● **GOAL**:
Go through each line of the records below and count those with the word "this"; give only the total.

· · ·

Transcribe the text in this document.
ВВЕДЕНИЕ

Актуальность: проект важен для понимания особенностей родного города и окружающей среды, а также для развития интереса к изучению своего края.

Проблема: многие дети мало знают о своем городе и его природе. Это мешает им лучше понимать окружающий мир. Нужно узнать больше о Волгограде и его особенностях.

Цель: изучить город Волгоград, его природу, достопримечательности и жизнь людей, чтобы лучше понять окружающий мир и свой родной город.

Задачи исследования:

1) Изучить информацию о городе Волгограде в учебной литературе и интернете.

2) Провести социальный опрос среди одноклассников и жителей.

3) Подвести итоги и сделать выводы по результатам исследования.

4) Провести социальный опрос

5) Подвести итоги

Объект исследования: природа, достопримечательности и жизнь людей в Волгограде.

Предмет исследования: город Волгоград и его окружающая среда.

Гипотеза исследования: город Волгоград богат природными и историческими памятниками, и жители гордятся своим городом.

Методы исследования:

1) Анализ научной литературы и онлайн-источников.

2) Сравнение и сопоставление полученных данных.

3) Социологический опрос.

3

· · ·

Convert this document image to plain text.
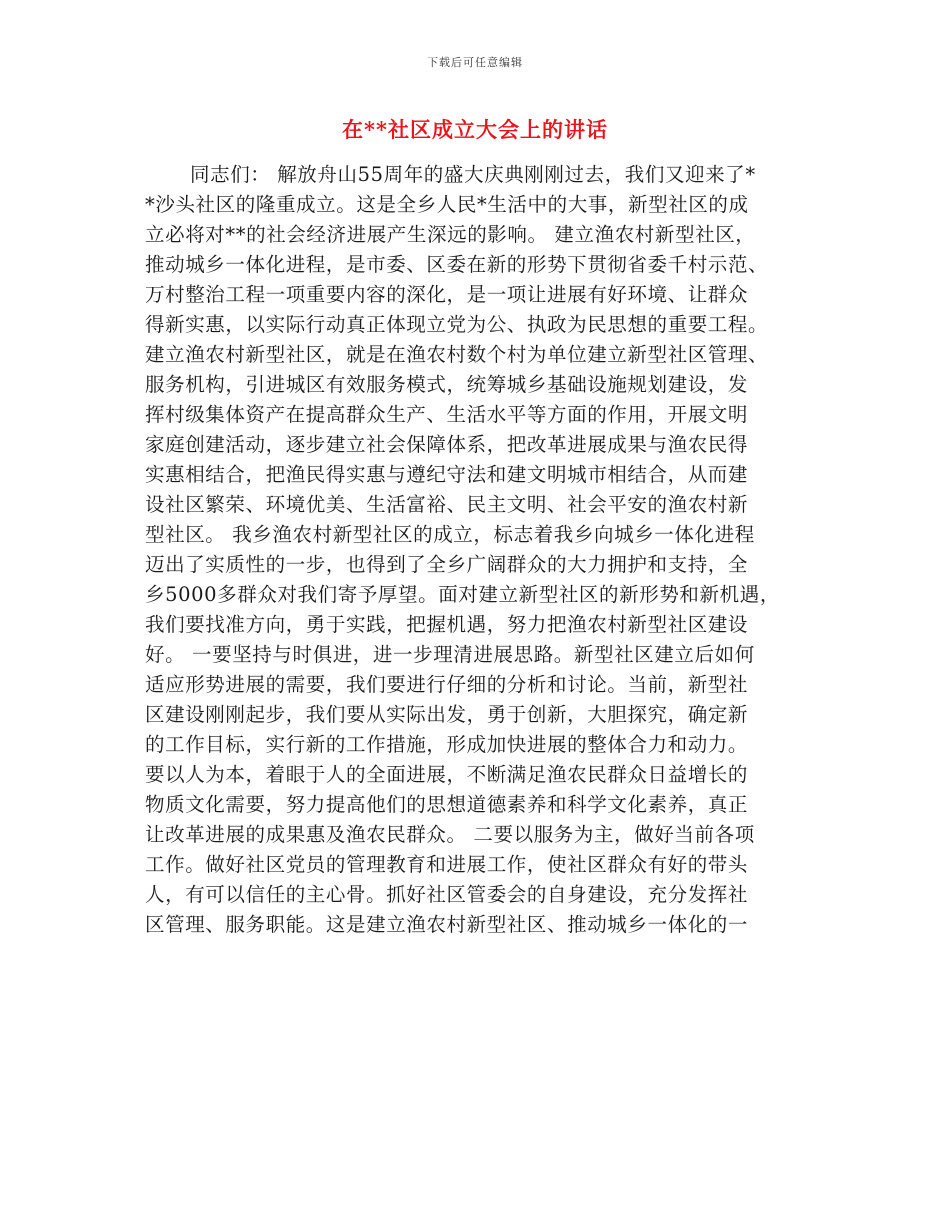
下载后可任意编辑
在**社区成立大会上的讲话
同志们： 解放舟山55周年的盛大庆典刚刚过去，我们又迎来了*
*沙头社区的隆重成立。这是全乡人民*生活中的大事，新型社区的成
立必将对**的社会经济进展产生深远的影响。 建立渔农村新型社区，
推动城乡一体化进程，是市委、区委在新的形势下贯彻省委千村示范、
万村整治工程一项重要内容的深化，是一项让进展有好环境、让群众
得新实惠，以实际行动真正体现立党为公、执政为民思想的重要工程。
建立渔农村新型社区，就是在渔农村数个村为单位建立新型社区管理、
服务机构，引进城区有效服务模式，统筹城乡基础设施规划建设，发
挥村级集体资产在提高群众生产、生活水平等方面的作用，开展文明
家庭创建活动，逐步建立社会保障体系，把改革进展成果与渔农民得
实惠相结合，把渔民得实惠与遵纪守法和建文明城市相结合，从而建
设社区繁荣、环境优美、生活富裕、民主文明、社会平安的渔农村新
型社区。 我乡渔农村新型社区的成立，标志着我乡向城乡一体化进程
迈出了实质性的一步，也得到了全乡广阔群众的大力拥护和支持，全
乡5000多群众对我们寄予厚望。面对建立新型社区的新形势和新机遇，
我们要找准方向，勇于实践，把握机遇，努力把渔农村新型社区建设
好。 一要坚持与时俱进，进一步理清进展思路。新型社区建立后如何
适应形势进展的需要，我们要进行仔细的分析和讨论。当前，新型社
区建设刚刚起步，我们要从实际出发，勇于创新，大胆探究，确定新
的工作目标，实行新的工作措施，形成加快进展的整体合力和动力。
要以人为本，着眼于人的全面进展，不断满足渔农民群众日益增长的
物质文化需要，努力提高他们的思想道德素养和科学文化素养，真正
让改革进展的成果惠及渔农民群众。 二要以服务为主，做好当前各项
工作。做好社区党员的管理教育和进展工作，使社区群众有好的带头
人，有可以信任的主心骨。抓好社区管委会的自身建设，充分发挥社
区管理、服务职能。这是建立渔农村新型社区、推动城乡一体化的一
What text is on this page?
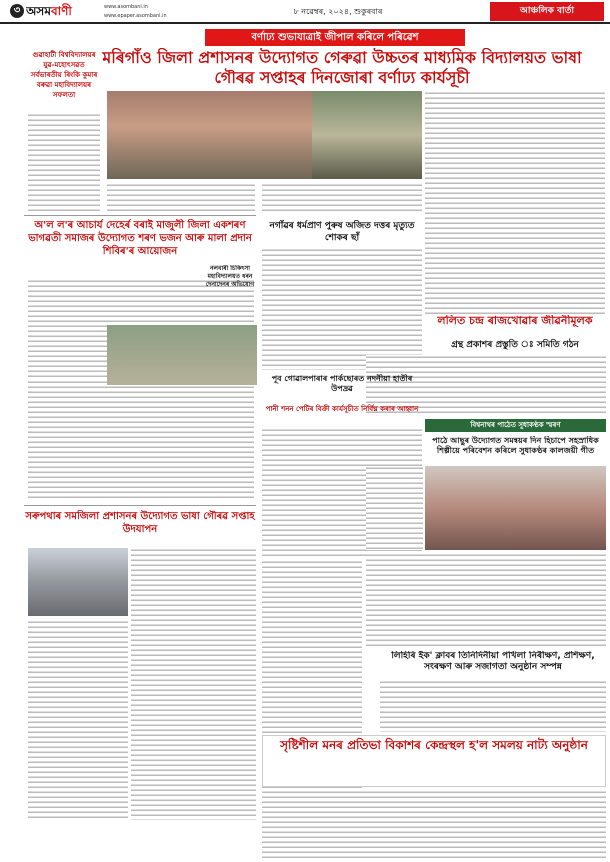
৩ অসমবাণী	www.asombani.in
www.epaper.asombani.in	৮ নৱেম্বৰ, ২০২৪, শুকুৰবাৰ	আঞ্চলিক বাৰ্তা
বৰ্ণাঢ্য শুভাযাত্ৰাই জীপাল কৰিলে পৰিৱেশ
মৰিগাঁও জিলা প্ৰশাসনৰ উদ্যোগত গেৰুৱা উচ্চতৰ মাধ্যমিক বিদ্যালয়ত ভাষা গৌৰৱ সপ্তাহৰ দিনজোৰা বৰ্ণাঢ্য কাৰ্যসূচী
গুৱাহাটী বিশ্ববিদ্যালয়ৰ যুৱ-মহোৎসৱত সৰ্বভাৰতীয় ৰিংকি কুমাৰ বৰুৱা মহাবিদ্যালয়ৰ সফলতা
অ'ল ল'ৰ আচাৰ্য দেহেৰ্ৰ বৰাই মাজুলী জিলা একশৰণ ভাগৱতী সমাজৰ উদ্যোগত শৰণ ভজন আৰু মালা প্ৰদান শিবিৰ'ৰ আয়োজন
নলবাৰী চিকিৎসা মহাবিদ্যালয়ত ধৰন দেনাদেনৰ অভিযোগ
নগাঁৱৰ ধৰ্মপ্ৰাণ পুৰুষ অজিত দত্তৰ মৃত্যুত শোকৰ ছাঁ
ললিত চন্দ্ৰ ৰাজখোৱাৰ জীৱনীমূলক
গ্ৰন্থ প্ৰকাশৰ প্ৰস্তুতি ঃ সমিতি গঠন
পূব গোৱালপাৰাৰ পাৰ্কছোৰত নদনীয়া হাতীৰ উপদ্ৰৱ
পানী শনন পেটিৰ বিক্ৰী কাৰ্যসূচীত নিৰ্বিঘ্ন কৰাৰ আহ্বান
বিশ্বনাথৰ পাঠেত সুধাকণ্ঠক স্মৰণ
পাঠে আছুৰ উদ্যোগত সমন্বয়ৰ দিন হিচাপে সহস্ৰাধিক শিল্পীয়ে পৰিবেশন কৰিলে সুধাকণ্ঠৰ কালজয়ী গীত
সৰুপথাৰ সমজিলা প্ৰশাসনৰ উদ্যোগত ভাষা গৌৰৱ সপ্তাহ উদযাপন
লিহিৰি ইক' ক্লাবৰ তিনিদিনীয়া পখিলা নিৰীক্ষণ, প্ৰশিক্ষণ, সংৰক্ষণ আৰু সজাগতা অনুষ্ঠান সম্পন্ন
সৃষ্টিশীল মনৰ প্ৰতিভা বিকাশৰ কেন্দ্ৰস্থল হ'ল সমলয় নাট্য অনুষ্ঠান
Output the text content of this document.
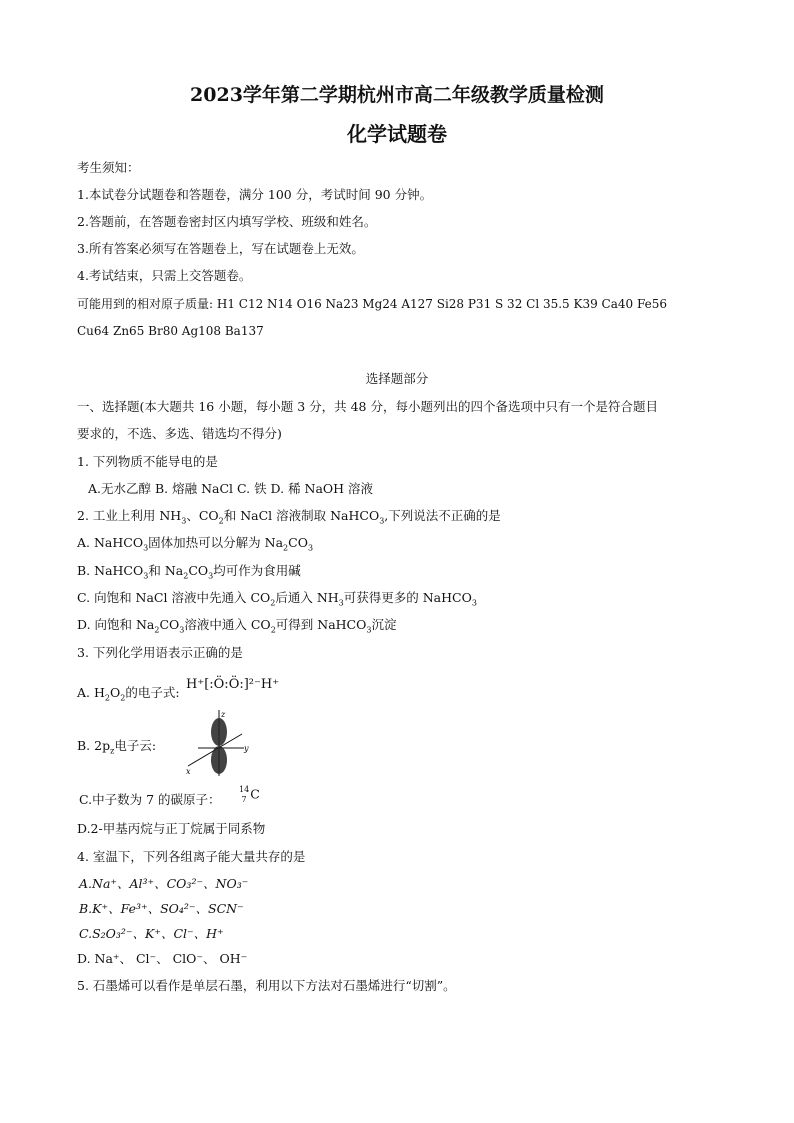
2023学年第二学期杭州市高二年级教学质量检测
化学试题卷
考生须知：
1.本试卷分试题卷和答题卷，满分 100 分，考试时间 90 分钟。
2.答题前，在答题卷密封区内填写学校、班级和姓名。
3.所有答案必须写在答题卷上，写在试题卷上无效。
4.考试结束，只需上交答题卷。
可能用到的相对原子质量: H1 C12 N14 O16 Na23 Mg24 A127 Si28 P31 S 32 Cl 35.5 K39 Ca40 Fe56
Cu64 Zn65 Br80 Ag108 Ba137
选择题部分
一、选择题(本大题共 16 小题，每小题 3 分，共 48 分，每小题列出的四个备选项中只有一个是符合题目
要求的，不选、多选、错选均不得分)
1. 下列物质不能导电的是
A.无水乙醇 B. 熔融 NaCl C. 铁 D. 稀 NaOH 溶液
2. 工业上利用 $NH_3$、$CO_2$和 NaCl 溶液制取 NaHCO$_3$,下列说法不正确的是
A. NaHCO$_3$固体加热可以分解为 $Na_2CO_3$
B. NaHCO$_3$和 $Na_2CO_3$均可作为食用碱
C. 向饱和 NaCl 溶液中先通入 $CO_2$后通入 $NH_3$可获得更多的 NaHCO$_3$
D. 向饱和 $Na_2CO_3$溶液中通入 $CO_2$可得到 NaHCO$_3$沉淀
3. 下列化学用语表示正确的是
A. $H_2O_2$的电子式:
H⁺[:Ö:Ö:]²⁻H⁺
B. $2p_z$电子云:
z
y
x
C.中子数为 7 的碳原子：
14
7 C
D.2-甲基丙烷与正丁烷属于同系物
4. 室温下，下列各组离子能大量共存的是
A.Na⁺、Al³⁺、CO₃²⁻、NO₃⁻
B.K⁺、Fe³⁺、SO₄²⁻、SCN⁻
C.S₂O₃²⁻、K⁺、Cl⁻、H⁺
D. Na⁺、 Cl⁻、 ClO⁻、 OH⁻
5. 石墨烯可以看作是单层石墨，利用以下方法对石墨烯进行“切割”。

· · ·

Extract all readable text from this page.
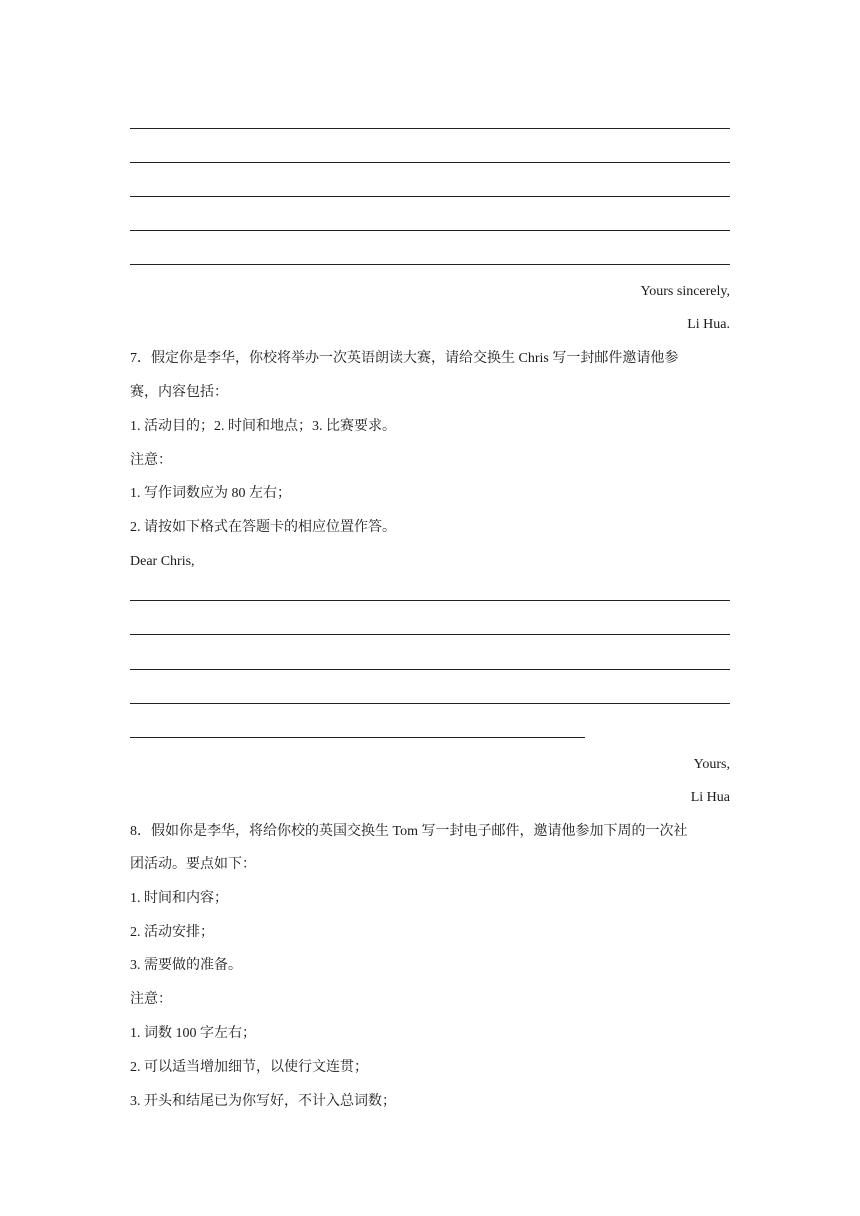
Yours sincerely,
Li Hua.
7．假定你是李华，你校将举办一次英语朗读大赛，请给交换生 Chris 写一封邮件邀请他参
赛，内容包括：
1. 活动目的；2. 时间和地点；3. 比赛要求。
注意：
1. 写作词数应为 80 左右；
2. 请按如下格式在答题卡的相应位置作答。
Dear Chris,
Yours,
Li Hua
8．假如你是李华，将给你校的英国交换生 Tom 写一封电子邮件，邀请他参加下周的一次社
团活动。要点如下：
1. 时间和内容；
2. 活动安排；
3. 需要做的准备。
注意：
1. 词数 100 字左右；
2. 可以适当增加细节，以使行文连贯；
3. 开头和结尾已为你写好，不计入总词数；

· · ·

● **ANSWER TO THE EXERCISE**:
5